◆ **Task requirements**: The records that follow must be reproduced in full, exactly as written.

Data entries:

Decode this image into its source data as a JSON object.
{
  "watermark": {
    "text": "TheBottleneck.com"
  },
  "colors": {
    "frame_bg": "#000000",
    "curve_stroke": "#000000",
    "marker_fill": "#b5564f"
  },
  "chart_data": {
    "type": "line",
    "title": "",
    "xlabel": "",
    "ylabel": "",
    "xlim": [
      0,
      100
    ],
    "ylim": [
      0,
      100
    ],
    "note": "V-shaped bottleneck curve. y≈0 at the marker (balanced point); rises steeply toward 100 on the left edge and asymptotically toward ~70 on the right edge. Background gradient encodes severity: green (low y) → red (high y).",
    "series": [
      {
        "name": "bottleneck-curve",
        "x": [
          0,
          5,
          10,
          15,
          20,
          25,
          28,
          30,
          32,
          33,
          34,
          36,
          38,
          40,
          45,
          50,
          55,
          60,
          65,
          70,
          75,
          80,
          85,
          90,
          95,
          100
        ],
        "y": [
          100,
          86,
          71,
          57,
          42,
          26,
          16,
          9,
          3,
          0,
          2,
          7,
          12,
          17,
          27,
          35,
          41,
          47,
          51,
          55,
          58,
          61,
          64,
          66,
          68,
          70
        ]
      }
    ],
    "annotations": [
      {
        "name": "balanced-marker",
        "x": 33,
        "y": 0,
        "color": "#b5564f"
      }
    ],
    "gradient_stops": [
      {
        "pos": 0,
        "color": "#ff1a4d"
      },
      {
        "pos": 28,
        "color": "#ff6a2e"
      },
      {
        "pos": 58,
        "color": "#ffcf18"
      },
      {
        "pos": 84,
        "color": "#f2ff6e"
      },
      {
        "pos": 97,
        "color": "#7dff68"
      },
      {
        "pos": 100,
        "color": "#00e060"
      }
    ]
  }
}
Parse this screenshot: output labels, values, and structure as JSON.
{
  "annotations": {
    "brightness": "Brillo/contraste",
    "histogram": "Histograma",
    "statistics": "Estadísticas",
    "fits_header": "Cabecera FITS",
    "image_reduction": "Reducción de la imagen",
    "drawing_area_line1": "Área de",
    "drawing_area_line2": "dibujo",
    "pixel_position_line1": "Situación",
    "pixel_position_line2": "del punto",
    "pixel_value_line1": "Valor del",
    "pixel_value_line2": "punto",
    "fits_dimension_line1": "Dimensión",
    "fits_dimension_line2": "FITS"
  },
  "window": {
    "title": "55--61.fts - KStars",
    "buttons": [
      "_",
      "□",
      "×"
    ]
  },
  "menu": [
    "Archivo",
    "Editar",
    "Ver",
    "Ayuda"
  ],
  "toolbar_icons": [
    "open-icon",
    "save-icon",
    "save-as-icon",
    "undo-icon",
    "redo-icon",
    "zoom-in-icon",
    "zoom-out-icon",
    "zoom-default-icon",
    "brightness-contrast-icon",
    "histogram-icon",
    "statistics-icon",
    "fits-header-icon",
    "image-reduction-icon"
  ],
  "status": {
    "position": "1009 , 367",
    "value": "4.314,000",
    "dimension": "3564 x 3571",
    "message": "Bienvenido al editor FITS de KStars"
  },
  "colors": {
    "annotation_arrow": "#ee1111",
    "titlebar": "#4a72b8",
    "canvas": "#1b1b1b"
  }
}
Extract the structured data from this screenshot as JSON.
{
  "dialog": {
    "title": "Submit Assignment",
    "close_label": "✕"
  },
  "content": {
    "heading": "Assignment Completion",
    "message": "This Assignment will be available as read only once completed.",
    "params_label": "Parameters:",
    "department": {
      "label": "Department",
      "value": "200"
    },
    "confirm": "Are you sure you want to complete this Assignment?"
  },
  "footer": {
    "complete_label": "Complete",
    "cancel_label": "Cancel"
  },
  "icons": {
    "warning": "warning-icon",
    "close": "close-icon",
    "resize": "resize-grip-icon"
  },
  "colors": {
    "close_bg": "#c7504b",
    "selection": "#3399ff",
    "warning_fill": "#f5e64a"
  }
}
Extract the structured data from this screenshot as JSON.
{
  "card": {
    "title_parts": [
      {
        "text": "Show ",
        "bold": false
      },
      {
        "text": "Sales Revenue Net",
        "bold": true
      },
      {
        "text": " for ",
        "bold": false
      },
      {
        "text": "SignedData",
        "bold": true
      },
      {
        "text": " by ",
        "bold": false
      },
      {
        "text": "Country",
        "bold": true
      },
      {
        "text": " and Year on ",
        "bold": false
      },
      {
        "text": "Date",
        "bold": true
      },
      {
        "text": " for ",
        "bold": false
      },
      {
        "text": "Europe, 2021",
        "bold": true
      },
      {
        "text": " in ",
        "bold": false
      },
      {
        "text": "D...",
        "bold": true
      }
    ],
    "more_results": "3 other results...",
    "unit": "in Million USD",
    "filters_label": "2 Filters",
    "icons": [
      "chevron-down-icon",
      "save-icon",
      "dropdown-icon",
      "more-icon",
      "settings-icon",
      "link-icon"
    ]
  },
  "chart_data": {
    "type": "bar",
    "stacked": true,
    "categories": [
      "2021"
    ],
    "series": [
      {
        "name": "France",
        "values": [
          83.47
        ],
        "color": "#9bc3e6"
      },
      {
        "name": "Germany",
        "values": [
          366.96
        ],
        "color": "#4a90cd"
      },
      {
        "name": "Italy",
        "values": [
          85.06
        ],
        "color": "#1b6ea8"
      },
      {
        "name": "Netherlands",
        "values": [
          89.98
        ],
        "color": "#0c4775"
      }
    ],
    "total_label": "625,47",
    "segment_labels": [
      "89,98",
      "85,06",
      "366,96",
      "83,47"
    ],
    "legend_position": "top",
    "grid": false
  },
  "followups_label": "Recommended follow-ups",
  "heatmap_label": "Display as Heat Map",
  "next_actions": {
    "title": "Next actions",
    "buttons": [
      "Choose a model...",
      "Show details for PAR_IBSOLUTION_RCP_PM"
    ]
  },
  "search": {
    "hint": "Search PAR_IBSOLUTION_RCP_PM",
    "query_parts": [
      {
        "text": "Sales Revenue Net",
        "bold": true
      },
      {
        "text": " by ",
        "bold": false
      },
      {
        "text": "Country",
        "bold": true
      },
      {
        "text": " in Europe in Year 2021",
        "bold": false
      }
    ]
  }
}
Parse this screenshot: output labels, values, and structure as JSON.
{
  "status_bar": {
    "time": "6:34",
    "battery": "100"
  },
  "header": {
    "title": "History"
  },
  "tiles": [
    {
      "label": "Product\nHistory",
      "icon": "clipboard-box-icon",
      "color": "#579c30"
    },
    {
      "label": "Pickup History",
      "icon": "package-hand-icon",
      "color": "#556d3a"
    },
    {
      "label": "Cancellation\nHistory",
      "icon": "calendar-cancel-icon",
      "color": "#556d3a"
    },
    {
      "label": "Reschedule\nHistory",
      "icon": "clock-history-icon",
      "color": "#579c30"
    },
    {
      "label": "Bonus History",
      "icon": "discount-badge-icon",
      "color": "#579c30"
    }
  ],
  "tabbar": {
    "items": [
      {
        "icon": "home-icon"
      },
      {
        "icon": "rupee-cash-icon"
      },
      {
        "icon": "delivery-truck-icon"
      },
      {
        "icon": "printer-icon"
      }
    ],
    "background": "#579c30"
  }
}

◆ **Solution to this task**:
Decode this image into its source data as a JSON object.
{
  "watermark": {
    "text": "TheBottleneck.com"
  },
  "colors": {
    "frame_bg": "#000000",
    "curve_stroke": "#000000",
    "marker_fill": "#b5564f"
  },
  "chart_data": {
    "type": "line",
    "title": "",
    "xlabel": "",
    "ylabel": "",
    "xlim": [
      0,
      100
    ],
    "ylim": [
      0,
      100
    ],
    "note": "V-shaped bottleneck curve. y≈0 at the marker (balanced point); rises steeply toward 100 on the left edge and asymptotically toward ~70 on the right edge. Background gradient encodes severity: green (low y) → red (high y).",
    "series": [
      {
        "name": "bottleneck-curve",
        "x": [
          0,
          5,
          10,
          15,
          20,
          25,
          28,
          30,
          32,
          33,
          34,
          36,
          38,
          40,
          45,
          50,
          55,
          60,
          65,
          70,
          75,
          80,
          85,
          90,
          95,
          100
        ],
        "y": [
          100,
          86,
          71,
          57,
          42,
          26,
          16,
          9,
          3,
          0,
          2,
          7,
          12,
          17,
          27,
          35,
          41,
          47,
          51,
          55,
          58,
          61,
          64,
          66,
          68,
          70
        ]
      }
    ],
    "annotations": [
      {
        "name": "balanced-marker",
        "x": 33,
        "y": 0,
        "color": "#b5564f"
      }
    ],
    "gradient_stops": [
      {
        "pos": 0,
        "color": "#ff1a4d"
      },
      {
        "pos": 28,
        "color": "#ff6a2e"
      },
      {
        "pos": 58,
        "color": "#ffcf18"
      },
      {
        "pos": 84,
        "color": "#f2ff6e"
      },
      {
        "pos": 97,
        "color": "#7dff68"
      },
      {
        "pos": 100,
        "color": "#00e060"
      }
    ]
  }
}
Parse this screenshot: output labels, values, and structure as JSON.
{
  "annotations": {
    "brightness": "Brillo/contraste",
    "histogram": "Histograma",
    "statistics": "Estadísticas",
    "fits_header": "Cabecera FITS",
    "image_reduction": "Reducción de la imagen",
    "drawing_area_line1": "Área de",
    "drawing_area_line2": "dibujo",
    "pixel_position_line1": "Situación",
    "pixel_position_line2": "del punto",
    "pixel_value_line1": "Valor del",
    "pixel_value_line2": "punto",
    "fits_dimension_line1": "Dimensión",
    "fits_dimension_line2": "FITS"
  },
  "window": {
    "title": "55--61.fts - KStars",
    "buttons": [
      "_",
      "□",
      "×"
    ]
  },
  "menu": [
    "Archivo",
    "Editar",
    "Ver",
    "Ayuda"
  ],
  "toolbar_icons": [
    "open-icon",
    "save-icon",
    "save-as-icon",
    "undo-icon",
    "redo-icon",
    "zoom-in-icon",
    "zoom-out-icon",
    "zoom-default-icon",
    "brightness-contrast-icon",
    "histogram-icon",
    "statistics-icon",
    "fits-header-icon",
    "image-reduction-icon"
  ],
  "status": {
    "position": "1009 , 367",
    "value": "4.314,000",
    "dimension": "3564 x 3571",
    "message": "Bienvenido al editor FITS de KStars"
  },
  "colors": {
    "annotation_arrow": "#ee1111",
    "titlebar": "#4a72b8",
    "canvas": "#1b1b1b"
  }
}
Extract the structured data from this screenshot as JSON.
{
  "dialog": {
    "title": "Submit Assignment",
    "close_label": "✕"
  },
  "content": {
    "heading": "Assignment Completion",
    "message": "This Assignment will be available as read only once completed.",
    "params_label": "Parameters:",
    "department": {
      "label": "Department",
      "value": "200"
    },
    "confirm": "Are you sure you want to complete this Assignment?"
  },
  "footer": {
    "complete_label": "Complete",
    "cancel_label": "Cancel"
  },
  "icons": {
    "warning": "warning-icon",
    "close": "close-icon",
    "resize": "resize-grip-icon"
  },
  "colors": {
    "close_bg": "#c7504b",
    "selection": "#3399ff",
    "warning_fill": "#f5e64a"
  }
}
Extract the structured data from this screenshot as JSON.
{
  "card": {
    "title_parts": [
      {
        "text": "Show ",
        "bold": false
      },
      {
        "text": "Sales Revenue Net",
        "bold": true
      },
      {
        "text": " for ",
        "bold": false
      },
      {
        "text": "SignedData",
        "bold": true
      },
      {
        "text": " by ",
        "bold": false
      },
      {
        "text": "Country",
        "bold": true
      },
      {
        "text": " and Year on ",
        "bold": false
      },
      {
        "text": "Date",
        "bold": true
      },
      {
        "text": " for ",
        "bold": false
      },
      {
        "text": "Europe, 2021",
        "bold": true
      },
      {
        "text": " in ",
        "bold": false
      },
      {
        "text": "D...",
        "bold": true
      }
    ],
    "more_results": "3 other results...",
    "unit": "in Million USD",
    "filters_label": "2 Filters",
    "icons": [
      "chevron-down-icon",
      "save-icon",
      "dropdown-icon",
      "more-icon",
      "settings-icon",
      "link-icon"
    ]
  },
  "chart_data": {
    "type": "bar",
    "stacked": true,
    "categories": [
      "2021"
    ],
    "series": [
      {
        "name": "France",
        "values": [
          83.47
        ],
        "color": "#9bc3e6"
      },
      {
        "name": "Germany",
        "values": [
          366.96
        ],
        "color": "#4a90cd"
      },
      {
        "name": "Italy",
        "values": [
          85.06
        ],
        "color": "#1b6ea8"
      },
      {
        "name": "Netherlands",
        "values": [
          89.98
        ],
        "color": "#0c4775"
      }
    ],
    "total_label": "625,47",
    "segment_labels": [
      "89,98",
      "85,06",
      "366,96",
      "83,47"
    ],
    "legend_position": "top",
    "grid": false
  },
  "followups_label": "Recommended follow-ups",
  "heatmap_label": "Display as Heat Map",
  "next_actions": {
    "title": "Next actions",
    "buttons": [
      "Choose a model...",
      "Show details for PAR_IBSOLUTION_RCP_PM"
    ]
  },
  "search": {
    "hint": "Search PAR_IBSOLUTION_RCP_PM",
    "query_parts": [
      {
        "text": "Sales Revenue Net",
        "bold": true
      },
      {
        "text": " by ",
        "bold": false
      },
      {
        "text": "Country",
        "bold": true
      },
      {
        "text": " in Europe in Year 2021",
        "bold": false
      }
    ]
  }
}
Parse this screenshot: output labels, values, and structure as JSON.
{
  "status_bar": {
    "time": "6:34",
    "battery": "100"
  },
  "header": {
    "title": "History"
  },
  "tiles": [
    {
      "label": "Product\nHistory",
      "icon": "clipboard-box-icon",
      "color": "#579c30"
    },
    {
      "label": "Pickup History",
      "icon": "package-hand-icon",
      "color": "#556d3a"
    },
    {
      "label": "Cancellation\nHistory",
      "icon": "calendar-cancel-icon",
      "color": "#556d3a"
    },
    {
      "label": "Reschedule\nHistory",
      "icon": "clock-history-icon",
      "color": "#579c30"
    },
    {
      "label": "Bonus History",
      "icon": "discount-badge-icon",
      "color": "#579c30"
    }
  ],
  "tabbar": {
    "items": [
      {
        "icon": "home-icon"
      },
      {
        "icon": "rupee-cash-icon"
      },
      {
        "icon": "delivery-truck-icon"
      },
      {
        "icon": "printer-icon"
      }
    ],
    "background": "#579c30"
  }
}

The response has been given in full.